__Data for this task__.

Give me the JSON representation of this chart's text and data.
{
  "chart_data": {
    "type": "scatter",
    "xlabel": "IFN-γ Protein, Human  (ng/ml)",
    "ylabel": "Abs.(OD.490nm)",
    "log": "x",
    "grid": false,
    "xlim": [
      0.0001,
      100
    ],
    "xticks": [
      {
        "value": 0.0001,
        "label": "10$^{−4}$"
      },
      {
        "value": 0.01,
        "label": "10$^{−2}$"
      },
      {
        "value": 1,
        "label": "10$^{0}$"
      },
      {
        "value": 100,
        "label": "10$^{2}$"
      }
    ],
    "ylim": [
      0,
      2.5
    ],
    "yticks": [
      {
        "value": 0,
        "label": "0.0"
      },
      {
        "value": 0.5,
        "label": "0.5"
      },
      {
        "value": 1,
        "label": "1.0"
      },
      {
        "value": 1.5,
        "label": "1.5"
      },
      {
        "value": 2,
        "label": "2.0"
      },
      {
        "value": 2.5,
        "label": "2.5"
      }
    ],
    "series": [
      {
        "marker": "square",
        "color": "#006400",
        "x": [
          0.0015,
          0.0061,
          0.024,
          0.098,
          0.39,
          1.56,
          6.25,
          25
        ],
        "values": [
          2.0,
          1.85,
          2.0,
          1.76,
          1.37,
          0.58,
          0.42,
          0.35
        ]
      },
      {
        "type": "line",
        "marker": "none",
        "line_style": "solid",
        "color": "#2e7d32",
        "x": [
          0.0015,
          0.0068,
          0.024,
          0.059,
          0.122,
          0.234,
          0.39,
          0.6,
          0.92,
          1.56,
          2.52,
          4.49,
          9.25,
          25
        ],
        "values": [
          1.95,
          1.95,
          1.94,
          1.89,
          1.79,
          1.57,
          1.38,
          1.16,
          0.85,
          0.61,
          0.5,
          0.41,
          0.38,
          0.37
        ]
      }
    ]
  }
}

__Problem requirements__. Now that the records have been shown, restate each one word for word.

__Solution to this task__.
Give me the JSON representation of this chart's text and data.
{
  "chart_data": {
    "type": "scatter",
    "xlabel": "IFN-γ Protein, Human  (ng/ml)",
    "ylabel": "Abs.(OD.490nm)",
    "log": "x",
    "grid": false,
    "xlim": [
      0.0001,
      100
    ],
    "xticks": [
      {
        "value": 0.0001,
        "label": "10$^{−4}$"
      },
      {
        "value": 0.01,
        "label": "10$^{−2}$"
      },
      {
        "value": 1,
        "label": "10$^{0}$"
      },
      {
        "value": 100,
        "label": "10$^{2}$"
      }
    ],
    "ylim": [
      0,
      2.5
    ],
    "yticks": [
      {
        "value": 0,
        "label": "0.0"
      },
      {
        "value": 0.5,
        "label": "0.5"
      },
      {
        "value": 1,
        "label": "1.0"
      },
      {
        "value": 1.5,
        "label": "1.5"
      },
      {
        "value": 2,
        "label": "2.0"
      },
      {
        "value": 2.5,
        "label": "2.5"
      }
    ],
    "series": [
      {
        "marker": "square",
        "color": "#006400",
        "x": [
          0.0015,
          0.0061,
          0.024,
          0.098,
          0.39,
          1.56,
          6.25,
          25
        ],
        "values": [
          2.0,
          1.85,
          2.0,
          1.76,
          1.37,
          0.58,
          0.42,
          0.35
        ]
      },
      {
        "type": "line",
        "marker": "none",
        "line_style": "solid",
        "color": "#2e7d32",
        "x": [
          0.0015,
          0.0068,
          0.024,
          0.059,
          0.122,
          0.234,
          0.39,
          0.6,
          0.92,
          1.56,
          2.52,
          4.49,
          9.25,
          25
        ],
        "values": [
          1.95,
          1.95,
          1.94,
          1.89,
          1.79,
          1.57,
          1.38,
          1.16,
          0.85,
          0.61,
          0.5,
          0.41,
          0.38,
          0.37
        ]
      }
    ]
  }
}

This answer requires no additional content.